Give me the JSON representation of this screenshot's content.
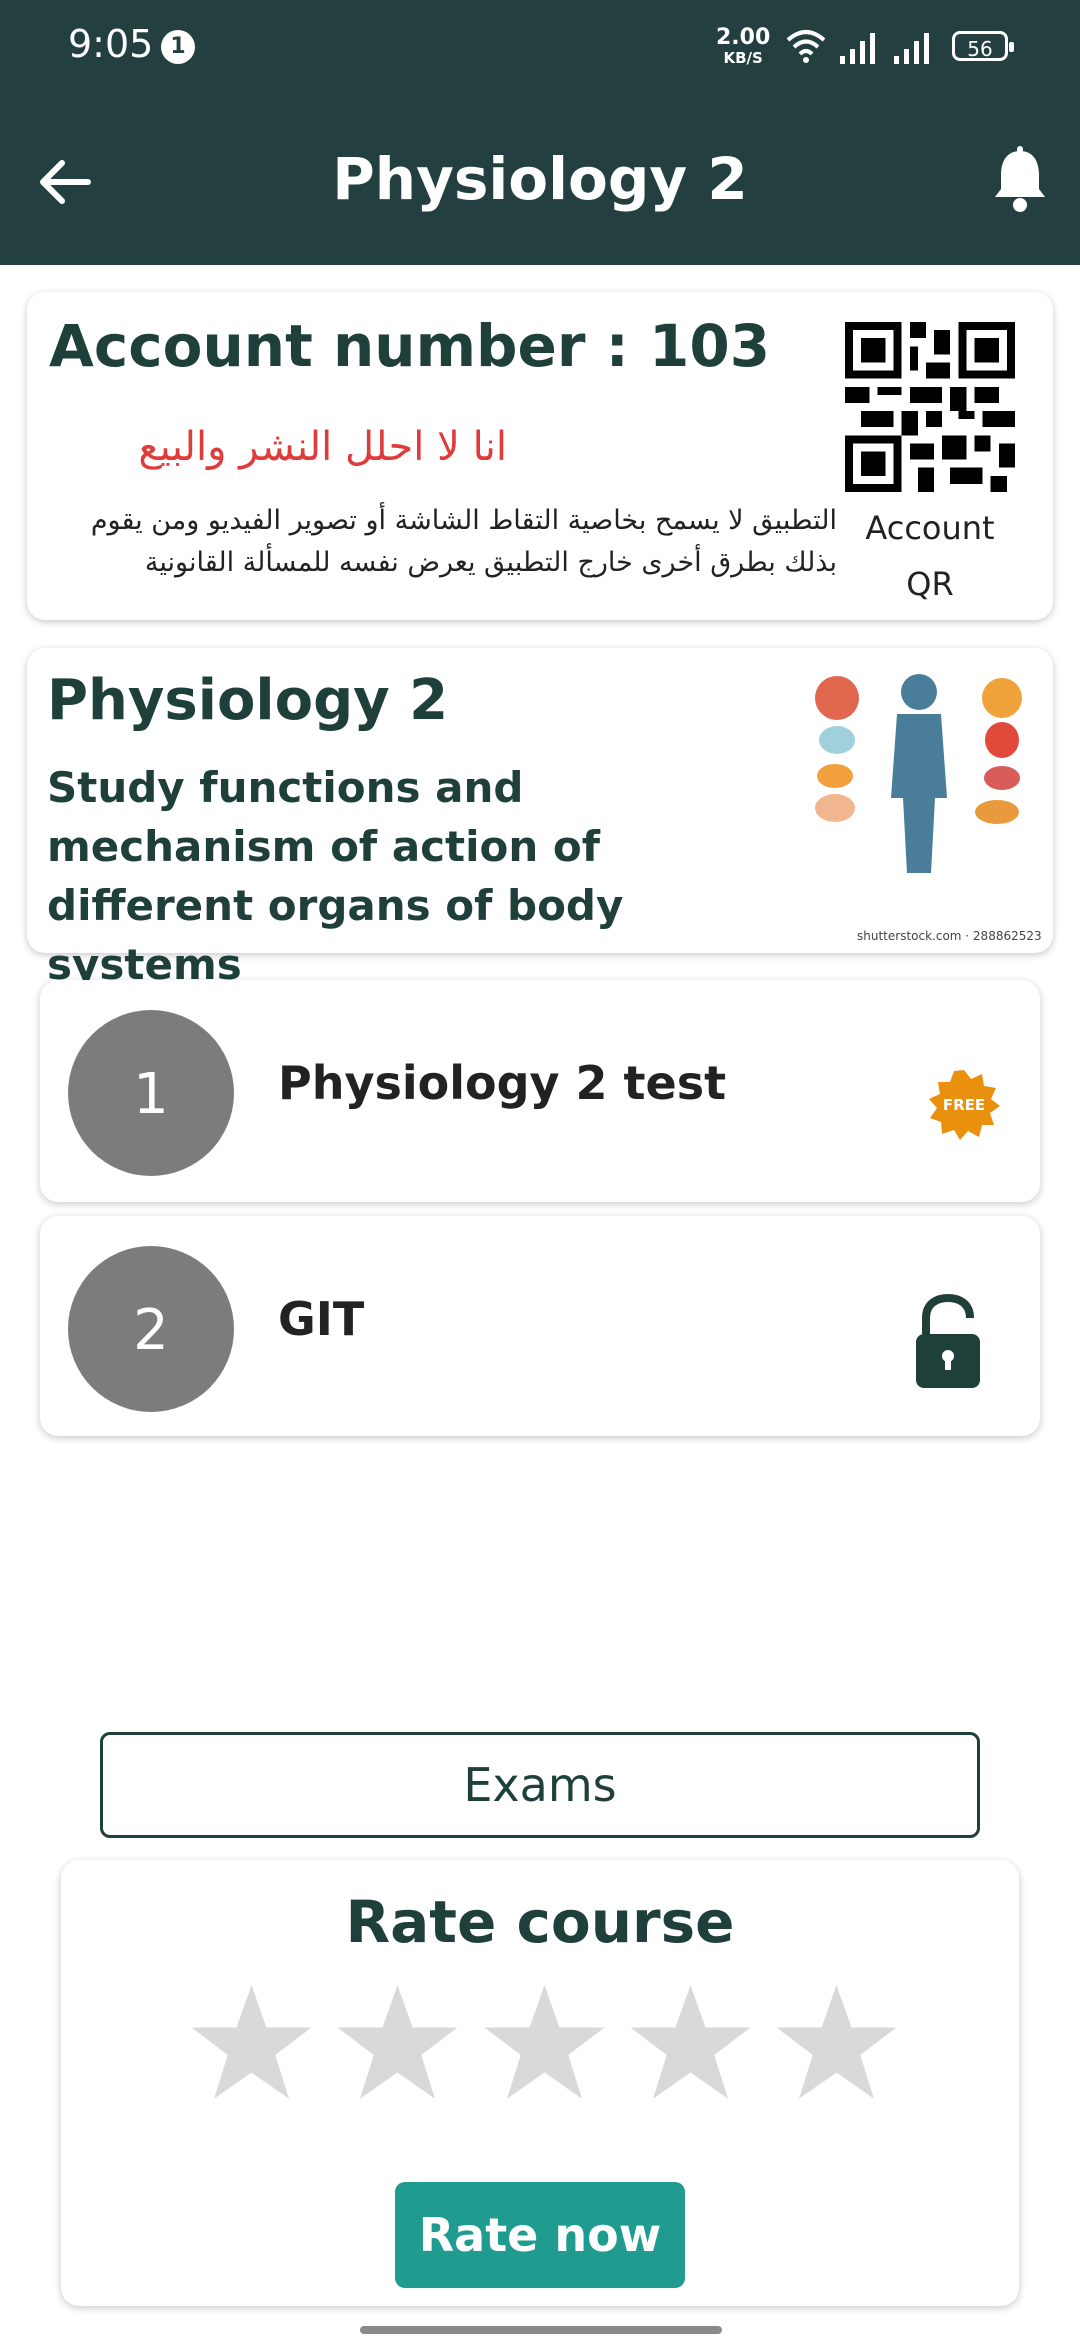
{
  "status_bar": {
    "time": "9:05",
    "notification_count": "1",
    "net_speed": "2.00",
    "net_unit": "KB/S",
    "battery": "56"
  },
  "app_bar": {
    "title": "Physiology 2",
    "back_icon": "arrow-left-icon",
    "bell_icon": "bell-icon"
  },
  "account": {
    "title": "Account number : 103",
    "warning": "انا لا احلل النشر والبيع",
    "note": "التطبيق لا يسمح بخاصية التقاط الشاشة أو تصوير الفيديو ومن يقوم بذلك بطرق أخرى خارج التطبيق يعرض نفسه للمسألة القانونية",
    "qr_label": "Account QR"
  },
  "course": {
    "title": "Physiology 2",
    "description": "Study functions and mechanism of action of different organs of body systems",
    "image_caption": "shutterstock.com · 288862523"
  },
  "lessons": [
    {
      "number": "1",
      "title": "Physiology 2 test",
      "badge": "FREE"
    },
    {
      "number": "2",
      "title": "GIT",
      "badge_icon": "lock-icon"
    }
  ],
  "exams_button": "Exams",
  "rating": {
    "title": "Rate course",
    "stars": 0,
    "max_stars": 5,
    "button": "Rate now"
  },
  "colors": {
    "primary": "#233f3f",
    "accent": "#1f9c8f",
    "warning_red": "#e03b3b",
    "free_badge": "#e9900f",
    "star_empty": "#d9d9d9"
  }
}
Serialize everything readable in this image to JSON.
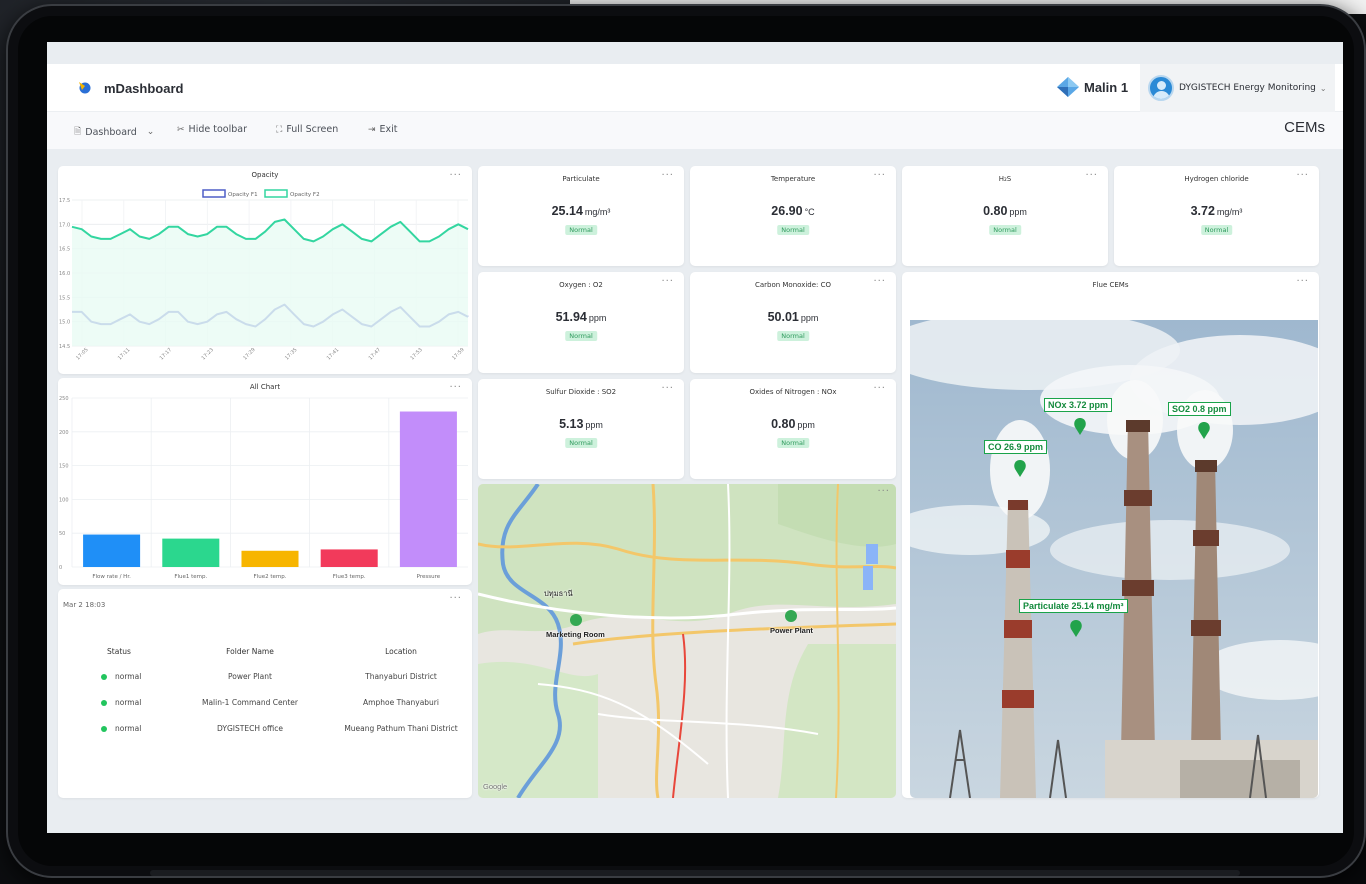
{
  "header": {
    "brand": "mDashboard",
    "malin_name": "Malin 1",
    "org_name": "DYGISTECH Energy Monitoring",
    "org_chevron": "⌄"
  },
  "toolbar": {
    "dashboard_label": "Dashboard",
    "hide_toolbar_label": "Hide toolbar",
    "full_screen_label": "Full Screen",
    "exit_label": "Exit",
    "page_title": "CEMs"
  },
  "opacity_chart": {
    "title": "Opacity",
    "legend": [
      "Opacity F1",
      "Opacity F2"
    ],
    "colors": [
      "#4f5fc7",
      "#33d6a0"
    ],
    "y_ticks": [
      "17.5",
      "17.0",
      "16.5",
      "16.0",
      "15.5",
      "15.0",
      "14.5"
    ],
    "x_ticks": [
      "17:05",
      "17:11",
      "17:17",
      "17:23",
      "17:29",
      "17:35",
      "17:41",
      "17:47",
      "17:53",
      "17:59"
    ]
  },
  "all_chart": {
    "title": "All Chart",
    "y_ticks": [
      "250",
      "200",
      "150",
      "100",
      "50",
      "0"
    ]
  },
  "chart_data": [
    {
      "type": "line",
      "title": "Opacity",
      "ylim": [
        14.5,
        17.5
      ],
      "legend": "top",
      "grid": true,
      "series": [
        {
          "name": "Opacity F1",
          "color": "#4f5fc7",
          "values": [
            15.2,
            15.2,
            15.0,
            14.95,
            14.95,
            15.05,
            15.15,
            15.0,
            14.95,
            15.05,
            15.2,
            15.2,
            15.0,
            14.95,
            15.0,
            15.15,
            15.2,
            15.05,
            14.95,
            14.9,
            15.05,
            15.25,
            15.35,
            15.15,
            14.95,
            14.9,
            15.0,
            15.15,
            15.25,
            15.1,
            14.95,
            14.9,
            15.05,
            15.2,
            15.3,
            15.1,
            14.9,
            14.9,
            15.0,
            15.15,
            15.2,
            15.1
          ]
        },
        {
          "name": "Opacity F2",
          "color": "#33d6a0",
          "values": [
            16.95,
            16.9,
            16.75,
            16.7,
            16.7,
            16.8,
            16.9,
            16.75,
            16.7,
            16.8,
            16.95,
            16.95,
            16.8,
            16.75,
            16.8,
            16.95,
            16.95,
            16.8,
            16.7,
            16.7,
            16.85,
            17.05,
            17.1,
            16.9,
            16.7,
            16.65,
            16.75,
            16.9,
            17.0,
            16.85,
            16.7,
            16.65,
            16.8,
            16.95,
            17.05,
            16.85,
            16.65,
            16.65,
            16.75,
            16.9,
            17.0,
            16.9
          ]
        }
      ]
    },
    {
      "type": "bar",
      "title": "All Chart",
      "categories": [
        "Flow rate / Hr.",
        "Flue1 temp.",
        "Flue2 temp.",
        "Flue3 temp.",
        "Pressure"
      ],
      "values": [
        48,
        42,
        24,
        26,
        230
      ],
      "colors": [
        "#1f8ff7",
        "#2bd78e",
        "#f7b500",
        "#f23a5b",
        "#c28dfa"
      ],
      "ylim": [
        0,
        250
      ],
      "grid": true
    }
  ],
  "metrics": [
    {
      "title": "Particulate",
      "value": "25.14",
      "unit": "mg/m³",
      "status": "Normal"
    },
    {
      "title": "Temperature",
      "value": "26.90",
      "unit": "°C",
      "status": "Normal"
    },
    {
      "title": "H₂S",
      "value": "0.80",
      "unit": "ppm",
      "status": "Normal"
    },
    {
      "title": "Hydrogen chloride",
      "value": "3.72",
      "unit": "mg/m³",
      "status": "Normal"
    },
    {
      "title": "Oxygen : O2",
      "value": "51.94",
      "unit": "ppm",
      "status": "Normal"
    },
    {
      "title": "Carbon Monoxide: CO",
      "value": "50.01",
      "unit": "ppm",
      "status": "Normal"
    },
    {
      "title": "Sulfur Dioxide : SO2",
      "value": "5.13",
      "unit": "ppm",
      "status": "Normal"
    },
    {
      "title": "Oxides of Nitrogen : NOx",
      "value": "0.80",
      "unit": "ppm",
      "status": "Normal"
    }
  ],
  "status_table": {
    "timestamp": "Mar 2 18:03",
    "headers": [
      "Status",
      "Folder Name",
      "Location"
    ],
    "rows": [
      {
        "status": "normal",
        "folder": "Power Plant",
        "location": "Thanyaburi District"
      },
      {
        "status": "normal",
        "folder": "Malin-1 Command Center",
        "location": "Amphoe Thanyaburi"
      },
      {
        "status": "normal",
        "folder": "DYGISTECH office",
        "location": "Mueang Pathum Thani District"
      }
    ]
  },
  "map": {
    "marker_1": "Marketing Room",
    "marker_2": "Power Plant",
    "city_label": "ปทุมธานี",
    "google": "Google"
  },
  "flue": {
    "title": "Flue CEMs",
    "label_nox": "NOx 3.72 ppm",
    "label_so2": "SO2 0.8  ppm",
    "label_co": "CO 26.9 ppm",
    "label_particulate": "Particulate 25.14 mg/m³"
  },
  "menu_glyph": "···"
}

> **Brief**
Transcribe the records word for word and include no pictures.

> **Solved problem**
Give me the JSON representation of this screenshot's content.
{
  "status_bar": {
    "time": "9:05",
    "notification_count": "1",
    "net_speed": "2.00",
    "net_unit": "KB/S",
    "battery": "56"
  },
  "app_bar": {
    "title": "Physiology 2",
    "back_icon": "arrow-left-icon",
    "bell_icon": "bell-icon"
  },
  "account": {
    "title": "Account number : 103",
    "warning": "انا لا احلل النشر والبيع",
    "note": "التطبيق لا يسمح بخاصية التقاط الشاشة أو تصوير الفيديو ومن يقوم بذلك بطرق أخرى خارج التطبيق يعرض نفسه للمسألة القانونية",
    "qr_label": "Account QR"
  },
  "course": {
    "title": "Physiology 2",
    "description": "Study functions and mechanism of action of different organs of body systems",
    "image_caption": "shutterstock.com · 288862523"
  },
  "lessons": [
    {
      "number": "1",
      "title": "Physiology 2 test",
      "badge": "FREE"
    },
    {
      "number": "2",
      "title": "GIT",
      "badge_icon": "lock-icon"
    }
  ],
  "exams_button": "Exams",
  "rating": {
    "title": "Rate course",
    "stars": 0,
    "max_stars": 5,
    "button": "Rate now"
  },
  "colors": {
    "primary": "#233f3f",
    "accent": "#1f9c8f",
    "warning_red": "#e03b3b",
    "free_badge": "#e9900f",
    "star_empty": "#d9d9d9"
  }
}
Serialize everything readable in this image to JSON.
{
  "header": {
    "brand": "mDashboard",
    "malin_name": "Malin 1",
    "org_name": "DYGISTECH Energy Monitoring",
    "org_chevron": "⌄"
  },
  "toolbar": {
    "dashboard_label": "Dashboard",
    "hide_toolbar_label": "Hide toolbar",
    "full_screen_label": "Full Screen",
    "exit_label": "Exit",
    "page_title": "CEMs"
  },
  "opacity_chart": {
    "title": "Opacity",
    "legend": [
      "Opacity F1",
      "Opacity F2"
    ],
    "colors": [
      "#4f5fc7",
      "#33d6a0"
    ],
    "y_ticks": [
      "17.5",
      "17.0",
      "16.5",
      "16.0",
      "15.5",
      "15.0",
      "14.5"
    ],
    "x_ticks": [
      "17:05",
      "17:11",
      "17:17",
      "17:23",
      "17:29",
      "17:35",
      "17:41",
      "17:47",
      "17:53",
      "17:59"
    ]
  },
  "all_chart": {
    "title": "All Chart",
    "y_ticks": [
      "250",
      "200",
      "150",
      "100",
      "50",
      "0"
    ]
  },
  "chart_data": [
    {
      "type": "line",
      "title": "Opacity",
      "ylim": [
        14.5,
        17.5
      ],
      "legend": "top",
      "grid": true,
      "series": [
        {
          "name": "Opacity F1",
          "color": "#4f5fc7",
          "values": [
            15.2,
            15.2,
            15.0,
            14.95,
            14.95,
            15.05,
            15.15,
            15.0,
            14.95,
            15.05,
            15.2,
            15.2,
            15.0,
            14.95,
            15.0,
            15.15,
            15.2,
            15.05,
            14.95,
            14.9,
            15.05,
            15.25,
            15.35,
            15.15,
            14.95,
            14.9,
            15.0,
            15.15,
            15.25,
            15.1,
            14.95,
            14.9,
            15.05,
            15.2,
            15.3,
            15.1,
            14.9,
            14.9,
            15.0,
            15.15,
            15.2,
            15.1
          ]
        },
        {
          "name": "Opacity F2",
          "color": "#33d6a0",
          "values": [
            16.95,
            16.9,
            16.75,
            16.7,
            16.7,
            16.8,
            16.9,
            16.75,
            16.7,
            16.8,
            16.95,
            16.95,
            16.8,
            16.75,
            16.8,
            16.95,
            16.95,
            16.8,
            16.7,
            16.7,
            16.85,
            17.05,
            17.1,
            16.9,
            16.7,
            16.65,
            16.75,
            16.9,
            17.0,
            16.85,
            16.7,
            16.65,
            16.8,
            16.95,
            17.05,
            16.85,
            16.65,
            16.65,
            16.75,
            16.9,
            17.0,
            16.9
          ]
        }
      ]
    },
    {
      "type": "bar",
      "title": "All Chart",
      "categories": [
        "Flow rate / Hr.",
        "Flue1 temp.",
        "Flue2 temp.",
        "Flue3 temp.",
        "Pressure"
      ],
      "values": [
        48,
        42,
        24,
        26,
        230
      ],
      "colors": [
        "#1f8ff7",
        "#2bd78e",
        "#f7b500",
        "#f23a5b",
        "#c28dfa"
      ],
      "ylim": [
        0,
        250
      ],
      "grid": true
    }
  ],
  "metrics": [
    {
      "title": "Particulate",
      "value": "25.14",
      "unit": "mg/m³",
      "status": "Normal"
    },
    {
      "title": "Temperature",
      "value": "26.90",
      "unit": "°C",
      "status": "Normal"
    },
    {
      "title": "H₂S",
      "value": "0.80",
      "unit": "ppm",
      "status": "Normal"
    },
    {
      "title": "Hydrogen chloride",
      "value": "3.72",
      "unit": "mg/m³",
      "status": "Normal"
    },
    {
      "title": "Oxygen : O2",
      "value": "51.94",
      "unit": "ppm",
      "status": "Normal"
    },
    {
      "title": "Carbon Monoxide: CO",
      "value": "50.01",
      "unit": "ppm",
      "status": "Normal"
    },
    {
      "title": "Sulfur Dioxide : SO2",
      "value": "5.13",
      "unit": "ppm",
      "status": "Normal"
    },
    {
      "title": "Oxides of Nitrogen : NOx",
      "value": "0.80",
      "unit": "ppm",
      "status": "Normal"
    }
  ],
  "status_table": {
    "timestamp": "Mar 2 18:03",
    "headers": [
      "Status",
      "Folder Name",
      "Location"
    ],
    "rows": [
      {
        "status": "normal",
        "folder": "Power Plant",
        "location": "Thanyaburi District"
      },
      {
        "status": "normal",
        "folder": "Malin-1 Command Center",
        "location": "Amphoe Thanyaburi"
      },
      {
        "status": "normal",
        "folder": "DYGISTECH office",
        "location": "Mueang Pathum Thani District"
      }
    ]
  },
  "map": {
    "marker_1": "Marketing Room",
    "marker_2": "Power Plant",
    "city_label": "ปทุมธานี",
    "google": "Google"
  },
  "flue": {
    "title": "Flue CEMs",
    "label_nox": "NOx 3.72 ppm",
    "label_so2": "SO2 0.8  ppm",
    "label_co": "CO 26.9 ppm",
    "label_particulate": "Particulate 25.14 mg/m³"
  },
  "menu_glyph": "···"
}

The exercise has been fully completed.